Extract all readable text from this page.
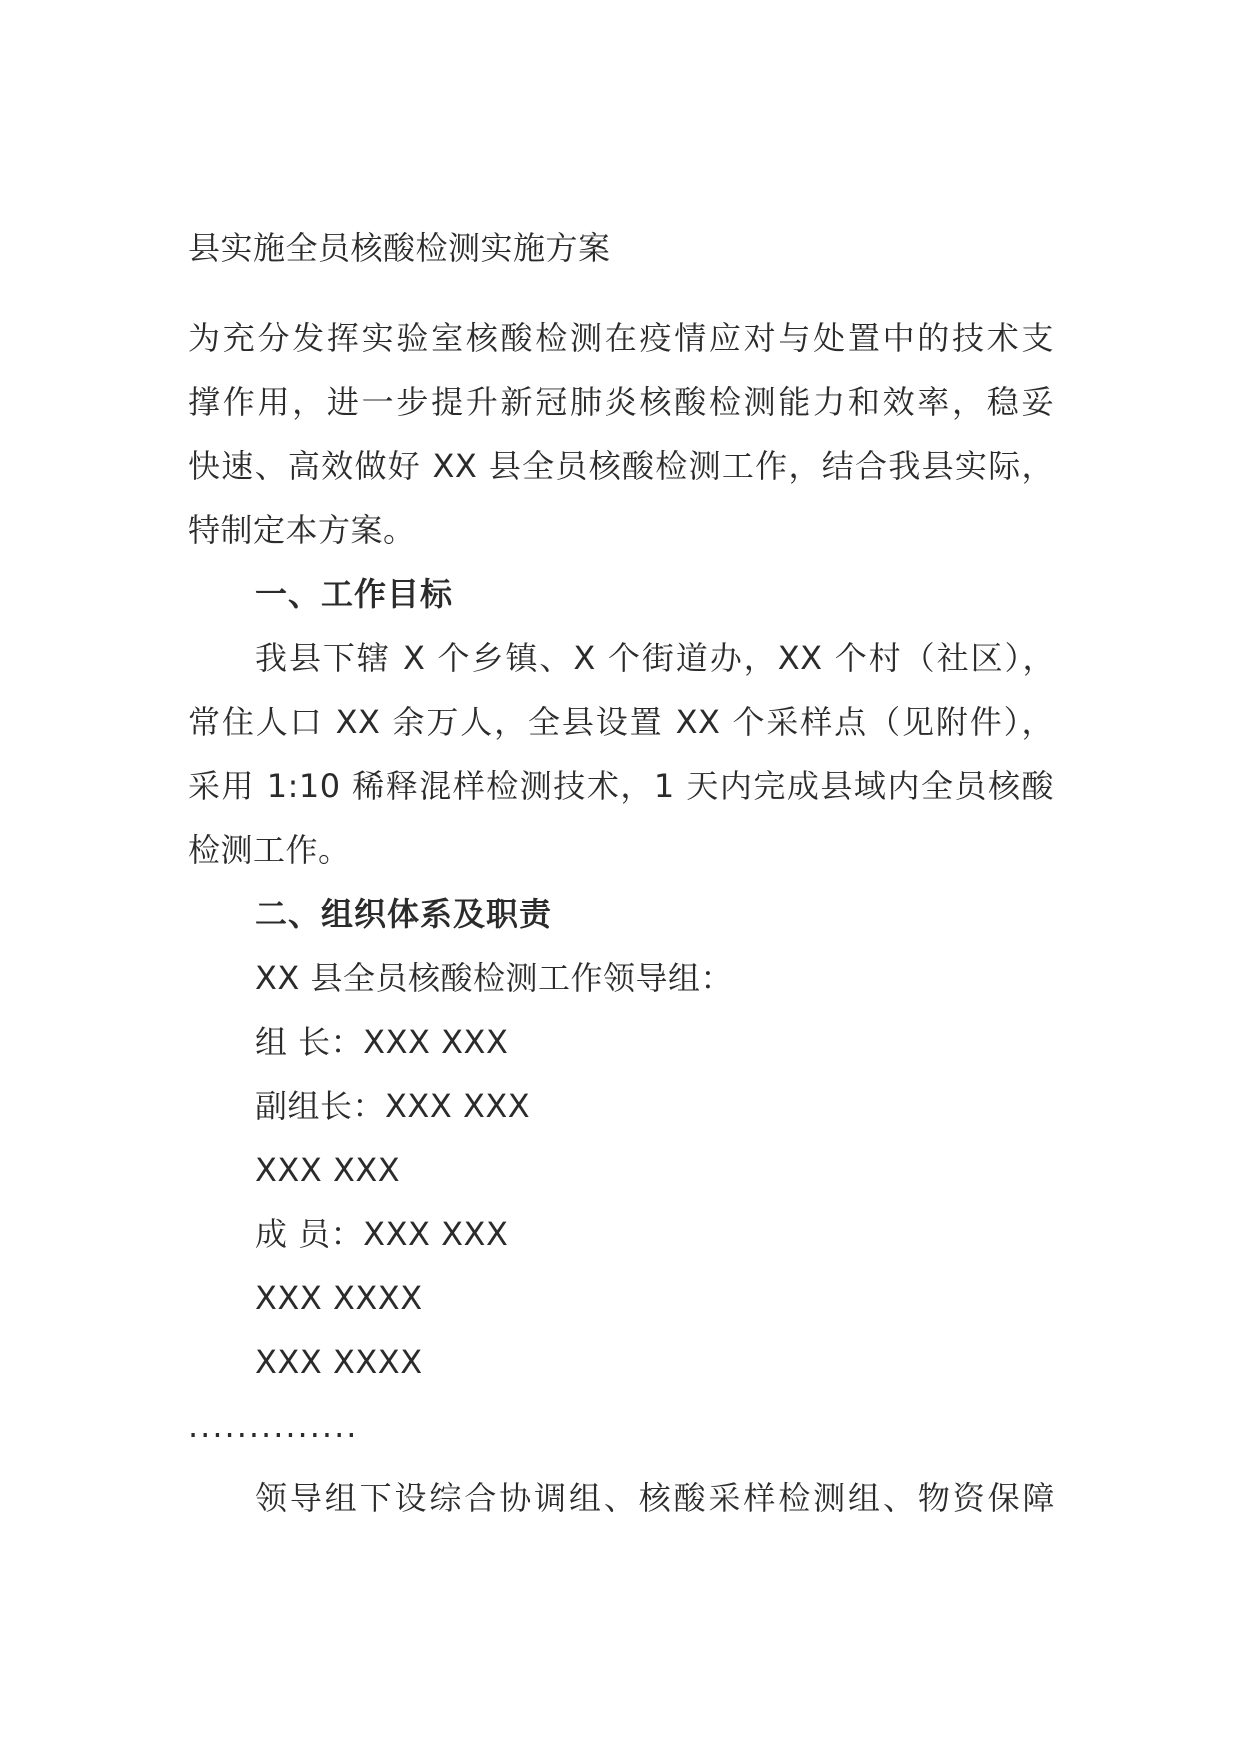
县实施全员核酸检测实施方案
为充分发挥实验室核酸检测在疫情应对与处置中的技术支
撑作用，进一步提升新冠肺炎核酸检测能力和效率，稳妥
快速、高效做好 XX 县全员核酸检测工作，结合我县实际，
特制定本方案。
一、工作目标
我县下辖 X 个乡镇、X 个街道办，XX 个村（社区），
常住人口 XX 余万人，全县设置 XX 个采样点（见附件），
采用 1:10 稀释混样检测技术，1 天内完成县域内全员核酸
检测工作。
二、组织体系及职责
XX 县全员核酸检测工作领导组：
组 长：XXX XXX
副组长：XXX XXX
XXX XXX
成 员：XXX XXX
XXX XXXX
XXX XXXX
..............
领导组下设综合协调组、核酸采样检测组、物资保障
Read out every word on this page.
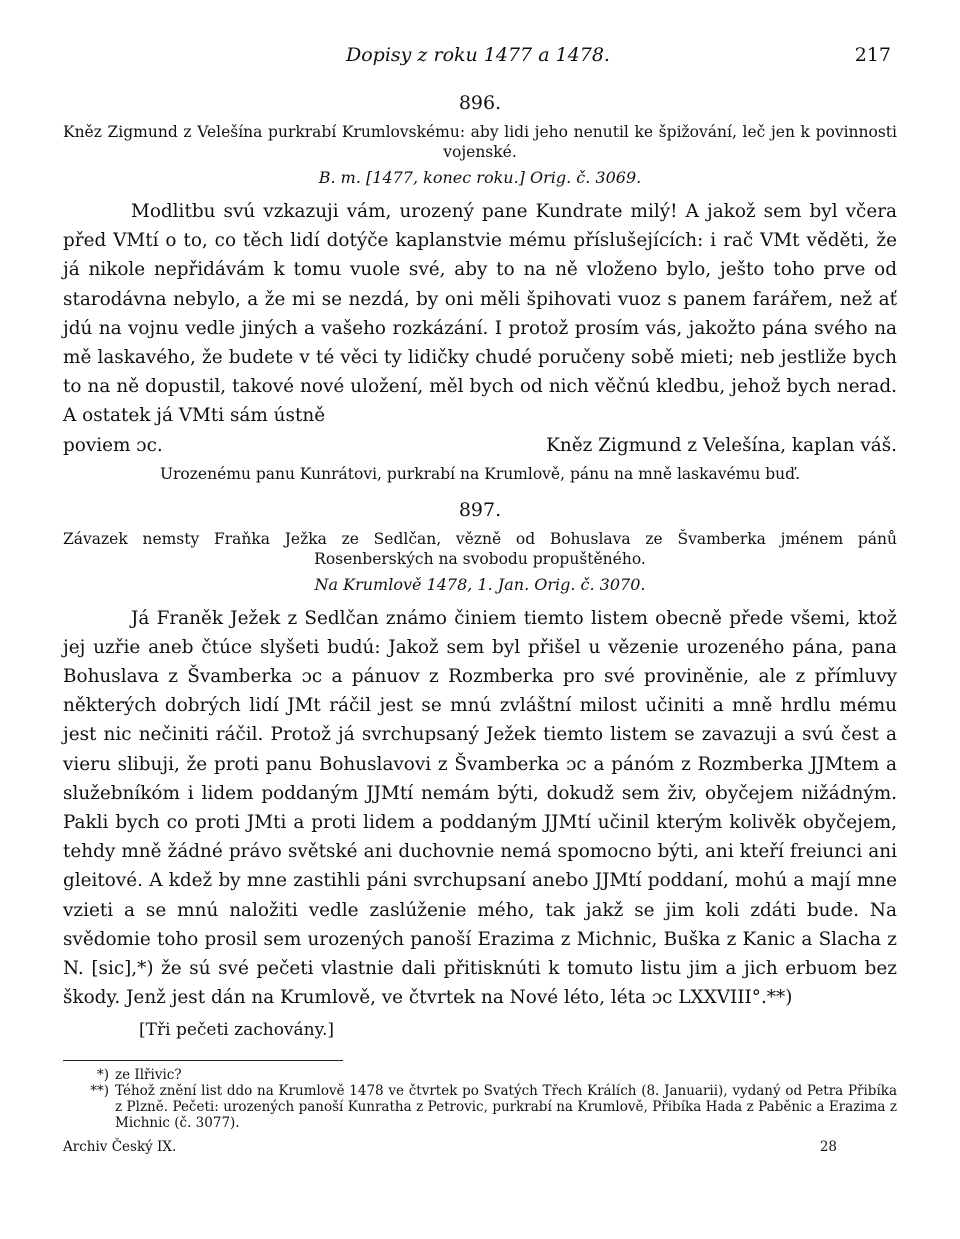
Dopisy z roku 1477 a 1478.	217
896.

Kněz Zigmund z Velešína purkrabí Krumlovskému: aby lidi jeho nenutil ke špižování, leč jen k povinnosti vojenské.

B. m. [1477, konec roku.] Orig. č. 3069.

Modlitbu svú vzkazuji vám, urozený pane Kundrate milý! A jakož sem byl včera před VMtí o to, co těch lidí dotýče kaplanstvie mému příslušejících: i rač VMt věděti, že já nikole nepřidávám k tomu vuole své, aby to na ně vloženo bylo, ješto toho prve od starodávna nebylo, a že mi se nezdá, by oni měli špihovati vuoz s panem farářem, než ať jdú na vojnu vedle jiných a vašeho rozkázání. I protož prosím vás, jakožto pána svého na mě laskavého, že budete v té věci ty lidičky chudé poručeny sobě mieti; neb jestliže bych to na ně dopustil, takové nové uložení, měl bych od nich věčnú kledbu, jehož bych nerad. A ostatek já VMti sám ústně

poviem ɔc.	Kněz Zigmund z Velešína, kaplan váš.
Urozenému panu Kunrátovi, purkrabí na Krumlově, pánu na mně laskavému buď.
897.

Závazek nemsty Fraňka Ježka ze Sedlčan, vězně od Bohuslava ze Švamberka jménem pánů Rosenberských na svobodu propuštěného.

Na Krumlově 1478, 1. Jan. Orig. č. 3070.

Já Franěk Ježek z Sedlčan známo činiem tiemto listem obecně přede všemi, ktož jej uzřie aneb čtúce slyšeti budú: Jakož sem byl přišel u vězenie urozeného pána, pana Bohuslava z Švamberka ɔc a pánuov z Rozmberka pro své proviněnie, ale z přímluvy některých dobrých lidí JMt ráčil jest se mnú zvláštní milost učiniti a mně hrdlu mému jest nic nečiniti ráčil. Protož já svrchupsaný Ježek tiemto listem se zavazuji a svú čest a vieru slibuji, že proti panu Bohuslavovi z Švamberka ɔc a pánóm z Rozmberka JJMtem a služebníkóm i lidem poddaným JJMtí nemám býti, dokudž sem živ, obyčejem nižádným. Pakli bych co proti JMti a proti lidem a poddaným JJMtí učinil kterým kolivěk obyčejem, tehdy mně žádné právo světské ani duchovnie nemá spomocno býti, ani kteří freiunci ani gleitové. A kdež by mne zastihli páni svrchupsaní anebo JJMtí poddaní, mohú a mají mne vzieti a se mnú naložiti vedle zaslúženie mého, tak jakž se jim koli zdáti bude. Na svědomie toho prosil sem urozených panoší Erazima z Michnic, Buška z Kanic a Slacha z N. [sic],*) že sú své pečeti vlastnie dali přitisknúti k tomuto listu jim a jich erbuom bez škody. Jenž jest dán na Krumlově, ve čtvrtek na Nové léto, léta ɔc LXXVIII°.**)

[Tři pečeti zachovány.]
*) ze Ilřivic?
**) Téhož znění list ddo na Krumlově 1478 ve čtvrtek po Svatých Třech Králích (8. Januarii), vydaný od Petra Přibíka z Plzně. Pečeti: urozených panoší Kunratha z Petrovic, purkrabí na Krumlově, Přibíka Hada z Paběnic a Erazima z Michnic (č. 3077).
Archiv Český IX.	28
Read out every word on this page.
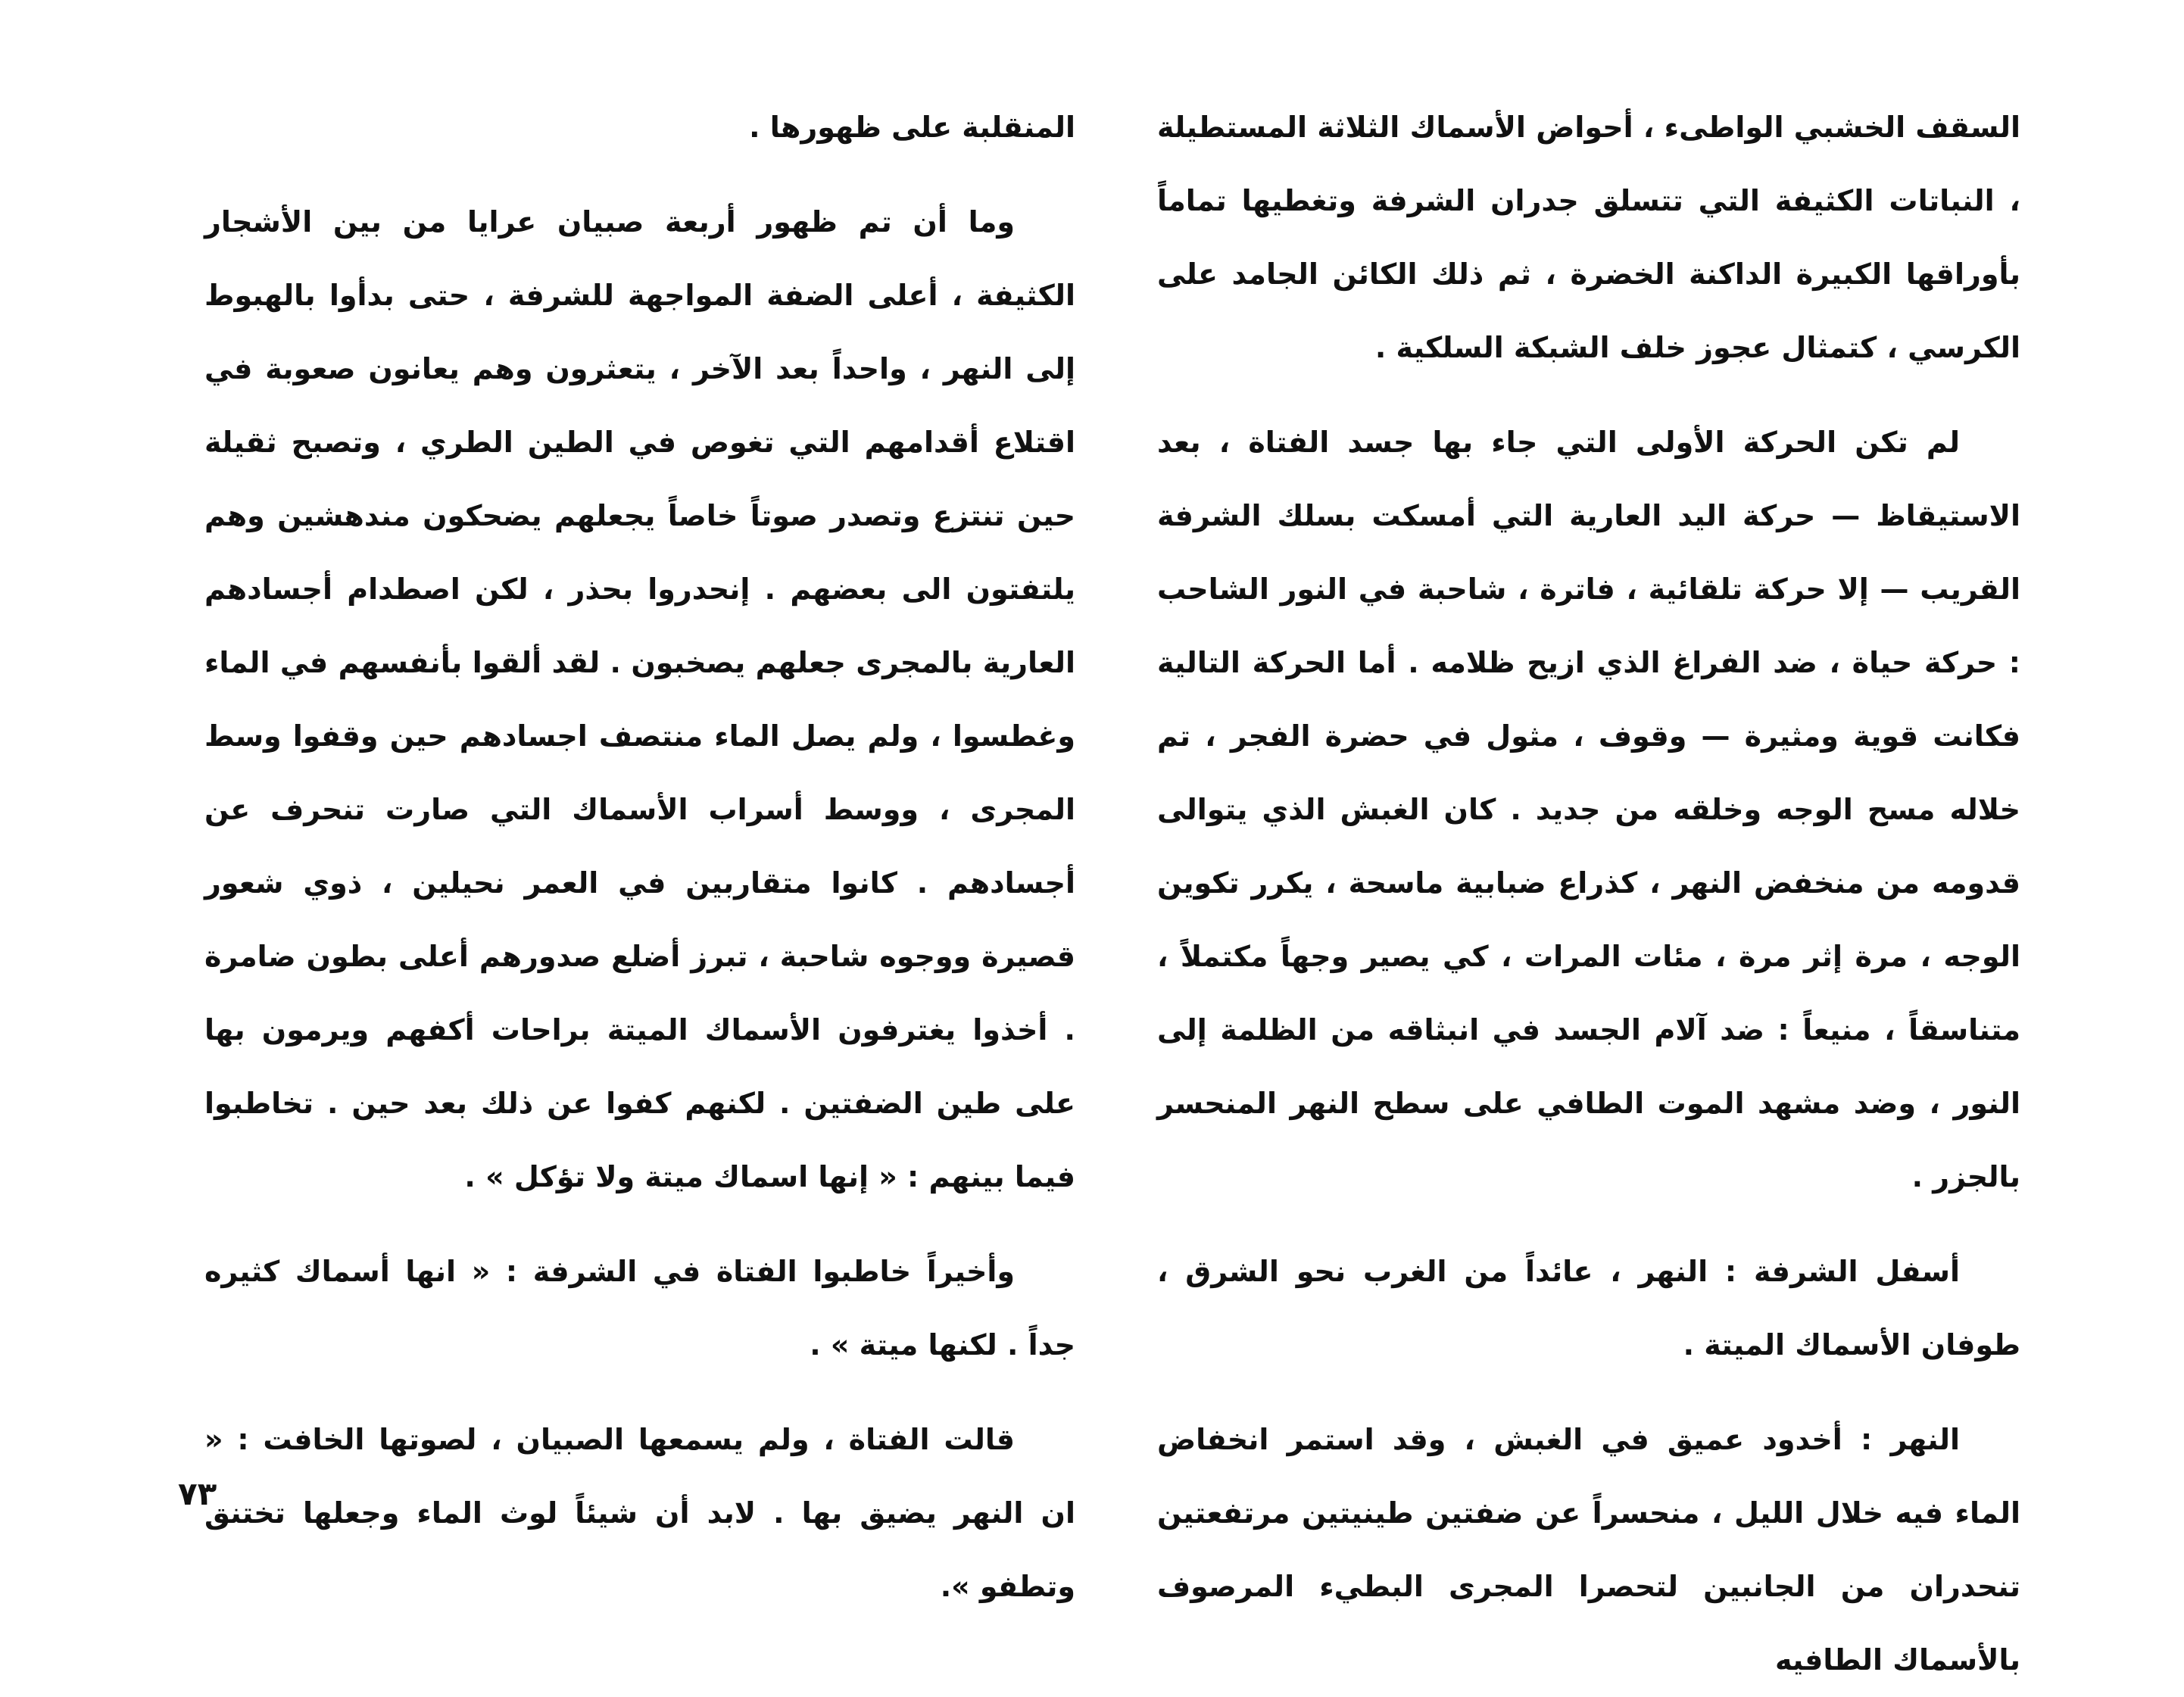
السقف الخشبي الواطىء ، أحواض الأسماك الثلاثة المستطيلة ، النباتات الكثيفة التي تتسلق جدران الشرفة وتغطيها تماماً بأوراقها الكبيرة الداكنة الخضرة ، ثم ذلك الكائن الجامد على الكرسي ، كتمثال عجوز خلف الشبكة السلكية .

لم تكن الحركة الأولى التي جاء بها جسد الفتاة ، بعد الاستيقاظ — حركة اليد العارية التي أمسكت بسلك الشرفة القريب — إلا حركة تلقائية ، فاترة ، شاحبة في النور الشاحب : حركة حياة ، ضد الفراغ الذي ازيح ظلامه . أما الحركة التالية فكانت قوية ومثيرة — وقوف ، مثول في حضرة الفجر ، تم خلاله مسح الوجه وخلقه من جديد . كان الغبش الذي يتوالى قدومه من منخفض النهر ، كذراع ضبابية ماسحة ، يكرر تكوين الوجه ، مرة إثر مرة ، مئات المرات ، كي يصير وجهاً مكتملاً ، متناسقاً ، منيعاً : ضد آلام الجسد في انبثاقه من الظلمة إلى النور ، وضد مشهد الموت الطافي على سطح النهر المنحسر بالجزر .

أسفل الشرفة : النهر ، عائداً من الغرب نحو الشرق ، طوفان الأسماك الميتة .

النهر : أخدود عميق في الغبش ، وقد استمر انخفاض الماء فيه خلال الليل ، منحسراً عن ضفتين طينيتين مرتفعتين تنحدران من الجانبين لتحصرا المجرى البطيء المرصوف بالأسماك الطافيه

المنقلبة على ظهورها .

وما أن تم ظهور أربعة صبيان عرايا من بين الأشجار الكثيفة ، أعلى الضفة المواجهة للشرفة ، حتى بدأوا بالهبوط إلى النهر ، واحداً بعد الآخر ، يتعثرون وهم يعانون صعوبة في اقتلاع أقدامهم التي تغوص في الطين الطري ، وتصبح ثقيلة حين تنتزع وتصدر صوتاً خاصاً يجعلهم يضحكون مندهشين وهم يلتفتون الى بعضهم . إنحدروا بحذر ، لكن اصطدام أجسادهم العارية بالمجرى جعلهم يصخبون . لقد ألقوا بأنفسهم في الماء وغطسوا ، ولم يصل الماء منتصف اجسادهم حين وقفوا وسط المجرى ، ووسط أسراب الأسماك التي صارت تنحرف عن أجسادهم . كانوا متقاربين في العمر نحيلين ، ذوي شعور قصيرة ووجوه شاحبة ، تبرز أضلع صدورهم أعلى بطون ضامرة . أخذوا يغترفون الأسماك الميتة براحات أكفهم ويرمون بها على طين الضفتين . لكنهم كفوا عن ذلك بعد حين . تخاطبوا فيما بينهم : « إنها اسماك ميتة ولا تؤكل » .

وأخيراً خاطبوا الفتاة في الشرفة : « انها أسماك كثيره جداً . لكنها ميتة » .

قالت الفتاة ، ولم يسمعها الصبيان ، لصوتها الخافت : « ان النهر يضيق بها . لابد أن شيئاً لوث الماء وجعلها تختنق وتطفو ».

٧٣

***

[Direction] Whichever lines contain the string "المجرى", select and copy them.

[Response to this task]
النهر : أخدود عميق في الغبش ، وقد استمر انخفاض الماء فيه خلال الليل ، منحسراً عن ضفتين طينيتين مرتفعتين تنحدران من الجانبين لتحصرا المجرى البطيء المرصوف بالأسماك الطافيه
وما أن تم ظهور أربعة صبيان عرايا من بين الأشجار الكثيفة ، أعلى الضفة المواجهة للشرفة ، حتى بدأوا بالهبوط إلى النهر ، واحداً بعد الآخر ، يتعثرون وهم يعانون صعوبة في اقتلاع أقدامهم التي تغوص في الطين الطري ، وتصبح ثقيلة حين تنتزع وتصدر صوتاً خاصاً يجعلهم يضحكون مندهشين وهم يلتفتون الى بعضهم . إنحدروا بحذر ، لكن اصطدام أجسادهم العارية بالمجرى جعلهم يصخبون . لقد ألقوا بأنفسهم في الماء وغطسوا ، ولم يصل الماء منتصف اجسادهم حين وقفوا وسط المجرى ، ووسط أسراب الأسماك التي صارت تنحرف عن أجسادهم . كانوا متقاربين في العمر نحيلين ، ذوي شعور قصيرة ووجوه شاحبة ، تبرز أضلع صدورهم أعلى بطون ضامرة . أخذوا يغترفون الأسماك الميتة براحات أكفهم ويرمون بها على طين الضفتين . لكنهم كفوا عن ذلك بعد حين . تخاطبوا فيما بينهم : « إنها اسماك ميتة ولا تؤكل » .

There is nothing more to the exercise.